_Work required_
Which lines in the records below contain the word "عادل"? Copy each of them.

_Saved entries_
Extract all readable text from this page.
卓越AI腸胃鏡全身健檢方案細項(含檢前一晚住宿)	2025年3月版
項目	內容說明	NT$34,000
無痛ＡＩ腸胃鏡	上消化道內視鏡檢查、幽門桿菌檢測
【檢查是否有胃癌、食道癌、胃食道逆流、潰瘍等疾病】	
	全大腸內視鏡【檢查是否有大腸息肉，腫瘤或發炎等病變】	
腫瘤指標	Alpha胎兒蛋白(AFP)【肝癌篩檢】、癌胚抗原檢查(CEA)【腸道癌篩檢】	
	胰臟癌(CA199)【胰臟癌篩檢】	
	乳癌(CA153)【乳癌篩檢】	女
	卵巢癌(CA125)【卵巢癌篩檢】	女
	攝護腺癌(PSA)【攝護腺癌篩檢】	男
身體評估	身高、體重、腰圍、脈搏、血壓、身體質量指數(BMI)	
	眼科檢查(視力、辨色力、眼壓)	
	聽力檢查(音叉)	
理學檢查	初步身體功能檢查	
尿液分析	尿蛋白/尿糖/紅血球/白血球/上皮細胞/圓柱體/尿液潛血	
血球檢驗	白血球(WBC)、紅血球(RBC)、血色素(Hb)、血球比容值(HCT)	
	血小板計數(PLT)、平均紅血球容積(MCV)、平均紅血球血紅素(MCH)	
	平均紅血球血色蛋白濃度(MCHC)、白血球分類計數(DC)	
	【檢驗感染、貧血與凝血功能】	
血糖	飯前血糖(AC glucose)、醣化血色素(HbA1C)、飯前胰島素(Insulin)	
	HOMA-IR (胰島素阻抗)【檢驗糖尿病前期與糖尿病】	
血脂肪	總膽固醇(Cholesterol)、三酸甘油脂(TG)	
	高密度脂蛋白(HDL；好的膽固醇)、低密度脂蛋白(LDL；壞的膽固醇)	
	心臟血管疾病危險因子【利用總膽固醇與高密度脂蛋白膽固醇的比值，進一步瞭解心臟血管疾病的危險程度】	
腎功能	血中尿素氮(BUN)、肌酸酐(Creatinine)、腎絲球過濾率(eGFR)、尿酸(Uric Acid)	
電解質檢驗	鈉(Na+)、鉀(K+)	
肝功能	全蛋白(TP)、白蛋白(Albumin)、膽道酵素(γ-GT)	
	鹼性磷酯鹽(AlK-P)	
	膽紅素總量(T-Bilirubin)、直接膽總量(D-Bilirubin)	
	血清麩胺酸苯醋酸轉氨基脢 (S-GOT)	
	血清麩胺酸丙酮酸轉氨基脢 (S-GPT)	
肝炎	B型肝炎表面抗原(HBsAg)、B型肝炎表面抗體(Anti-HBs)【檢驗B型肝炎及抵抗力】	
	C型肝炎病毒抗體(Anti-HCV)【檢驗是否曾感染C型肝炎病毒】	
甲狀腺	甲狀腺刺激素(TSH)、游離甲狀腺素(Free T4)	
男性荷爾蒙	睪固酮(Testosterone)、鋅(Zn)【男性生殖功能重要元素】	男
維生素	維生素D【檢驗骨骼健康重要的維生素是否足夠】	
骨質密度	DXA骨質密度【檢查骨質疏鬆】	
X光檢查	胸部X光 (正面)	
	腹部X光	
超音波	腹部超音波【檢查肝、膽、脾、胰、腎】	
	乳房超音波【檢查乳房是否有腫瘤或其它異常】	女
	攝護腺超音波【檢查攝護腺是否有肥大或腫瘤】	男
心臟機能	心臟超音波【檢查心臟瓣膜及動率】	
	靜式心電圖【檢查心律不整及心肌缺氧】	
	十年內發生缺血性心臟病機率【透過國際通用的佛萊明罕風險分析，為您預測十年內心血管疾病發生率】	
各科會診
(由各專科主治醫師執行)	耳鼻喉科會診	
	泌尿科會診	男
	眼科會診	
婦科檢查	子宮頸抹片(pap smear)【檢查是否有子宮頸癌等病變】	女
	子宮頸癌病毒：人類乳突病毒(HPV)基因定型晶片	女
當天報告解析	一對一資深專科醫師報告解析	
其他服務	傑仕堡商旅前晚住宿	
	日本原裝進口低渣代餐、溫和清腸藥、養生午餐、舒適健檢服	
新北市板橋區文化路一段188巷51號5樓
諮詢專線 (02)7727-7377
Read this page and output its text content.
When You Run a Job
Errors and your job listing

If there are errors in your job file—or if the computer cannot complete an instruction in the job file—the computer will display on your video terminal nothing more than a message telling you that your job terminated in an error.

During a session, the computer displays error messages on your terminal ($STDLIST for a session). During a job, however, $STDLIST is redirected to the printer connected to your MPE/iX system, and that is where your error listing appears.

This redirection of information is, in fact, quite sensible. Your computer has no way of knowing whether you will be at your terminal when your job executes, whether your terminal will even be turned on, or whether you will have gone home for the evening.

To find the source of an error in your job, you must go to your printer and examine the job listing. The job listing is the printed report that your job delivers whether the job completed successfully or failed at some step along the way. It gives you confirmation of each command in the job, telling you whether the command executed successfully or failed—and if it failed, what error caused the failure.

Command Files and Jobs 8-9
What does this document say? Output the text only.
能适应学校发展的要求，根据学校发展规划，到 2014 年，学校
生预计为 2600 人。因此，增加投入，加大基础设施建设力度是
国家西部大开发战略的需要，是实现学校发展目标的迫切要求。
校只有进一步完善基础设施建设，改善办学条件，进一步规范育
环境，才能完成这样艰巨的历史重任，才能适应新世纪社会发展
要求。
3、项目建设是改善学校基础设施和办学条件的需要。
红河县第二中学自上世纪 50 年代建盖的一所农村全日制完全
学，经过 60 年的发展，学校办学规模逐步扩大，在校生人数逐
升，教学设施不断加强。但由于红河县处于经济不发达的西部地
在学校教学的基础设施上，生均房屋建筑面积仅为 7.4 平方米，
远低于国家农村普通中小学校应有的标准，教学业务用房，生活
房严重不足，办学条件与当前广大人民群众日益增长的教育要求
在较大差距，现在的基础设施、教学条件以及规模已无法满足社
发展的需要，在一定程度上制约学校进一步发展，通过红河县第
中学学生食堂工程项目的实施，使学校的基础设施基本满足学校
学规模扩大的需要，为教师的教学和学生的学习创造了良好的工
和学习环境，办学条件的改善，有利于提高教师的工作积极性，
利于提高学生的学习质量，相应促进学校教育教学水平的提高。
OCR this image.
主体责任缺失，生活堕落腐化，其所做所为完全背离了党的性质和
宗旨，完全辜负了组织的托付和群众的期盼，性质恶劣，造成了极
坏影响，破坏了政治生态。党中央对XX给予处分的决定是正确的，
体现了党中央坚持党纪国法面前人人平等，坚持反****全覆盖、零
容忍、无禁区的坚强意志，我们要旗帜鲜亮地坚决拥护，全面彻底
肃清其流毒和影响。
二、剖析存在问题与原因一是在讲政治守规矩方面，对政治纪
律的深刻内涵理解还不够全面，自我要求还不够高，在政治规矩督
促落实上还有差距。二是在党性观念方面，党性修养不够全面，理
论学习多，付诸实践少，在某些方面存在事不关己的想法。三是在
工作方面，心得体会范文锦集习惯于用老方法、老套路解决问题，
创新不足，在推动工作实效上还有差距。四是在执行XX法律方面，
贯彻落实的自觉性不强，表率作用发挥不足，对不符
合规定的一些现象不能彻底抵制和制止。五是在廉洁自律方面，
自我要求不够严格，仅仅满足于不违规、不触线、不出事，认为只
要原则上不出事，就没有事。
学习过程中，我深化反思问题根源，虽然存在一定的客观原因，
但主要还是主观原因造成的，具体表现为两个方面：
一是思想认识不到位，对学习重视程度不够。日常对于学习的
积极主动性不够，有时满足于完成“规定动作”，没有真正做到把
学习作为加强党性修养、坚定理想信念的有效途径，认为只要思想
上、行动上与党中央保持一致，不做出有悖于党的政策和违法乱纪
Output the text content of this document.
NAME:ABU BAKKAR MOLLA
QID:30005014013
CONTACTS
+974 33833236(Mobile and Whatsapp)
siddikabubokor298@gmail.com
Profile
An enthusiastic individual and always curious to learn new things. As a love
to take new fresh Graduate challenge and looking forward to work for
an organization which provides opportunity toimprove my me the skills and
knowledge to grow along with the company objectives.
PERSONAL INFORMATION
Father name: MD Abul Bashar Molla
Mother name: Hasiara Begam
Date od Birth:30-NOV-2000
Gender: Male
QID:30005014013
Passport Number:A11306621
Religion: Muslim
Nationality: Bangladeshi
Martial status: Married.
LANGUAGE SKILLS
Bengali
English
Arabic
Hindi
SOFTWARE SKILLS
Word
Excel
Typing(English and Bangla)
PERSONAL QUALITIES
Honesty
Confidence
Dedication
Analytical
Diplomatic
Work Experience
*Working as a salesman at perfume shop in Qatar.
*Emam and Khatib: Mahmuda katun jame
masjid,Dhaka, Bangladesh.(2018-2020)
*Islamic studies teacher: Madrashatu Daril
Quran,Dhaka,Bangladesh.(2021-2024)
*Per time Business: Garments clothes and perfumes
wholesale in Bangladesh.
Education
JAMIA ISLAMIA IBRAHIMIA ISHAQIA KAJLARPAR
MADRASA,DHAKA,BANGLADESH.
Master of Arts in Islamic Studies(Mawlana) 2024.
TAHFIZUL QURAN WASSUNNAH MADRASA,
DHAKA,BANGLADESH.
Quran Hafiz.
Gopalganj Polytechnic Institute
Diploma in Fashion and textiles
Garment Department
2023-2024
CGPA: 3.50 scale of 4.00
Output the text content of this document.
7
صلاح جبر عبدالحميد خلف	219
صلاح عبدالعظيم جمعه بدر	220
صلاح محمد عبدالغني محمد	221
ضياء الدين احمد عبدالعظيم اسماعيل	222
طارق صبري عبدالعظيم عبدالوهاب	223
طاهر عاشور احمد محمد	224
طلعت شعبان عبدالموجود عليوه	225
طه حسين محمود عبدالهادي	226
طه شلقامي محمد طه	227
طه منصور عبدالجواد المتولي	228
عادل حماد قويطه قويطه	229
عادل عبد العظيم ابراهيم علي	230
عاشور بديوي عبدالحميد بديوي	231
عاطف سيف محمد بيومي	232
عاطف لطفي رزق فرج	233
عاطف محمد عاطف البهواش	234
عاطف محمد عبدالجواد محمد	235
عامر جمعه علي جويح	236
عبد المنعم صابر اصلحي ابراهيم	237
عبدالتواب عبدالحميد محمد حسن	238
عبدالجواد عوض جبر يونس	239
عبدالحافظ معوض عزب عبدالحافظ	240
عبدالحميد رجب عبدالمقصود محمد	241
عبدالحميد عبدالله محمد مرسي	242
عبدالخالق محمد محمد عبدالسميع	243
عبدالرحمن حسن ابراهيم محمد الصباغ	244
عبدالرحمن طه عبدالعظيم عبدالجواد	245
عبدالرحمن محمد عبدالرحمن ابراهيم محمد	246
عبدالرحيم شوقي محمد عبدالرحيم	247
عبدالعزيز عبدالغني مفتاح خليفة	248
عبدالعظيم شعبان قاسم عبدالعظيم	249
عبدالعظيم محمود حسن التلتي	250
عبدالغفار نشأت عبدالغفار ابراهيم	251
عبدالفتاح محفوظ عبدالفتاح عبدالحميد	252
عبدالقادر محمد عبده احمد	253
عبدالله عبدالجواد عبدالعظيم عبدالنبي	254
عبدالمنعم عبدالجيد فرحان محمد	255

_Answer for the task_
عادل حماد قويطه قويطه	229
عادل عبد العظيم ابراهيم علي	230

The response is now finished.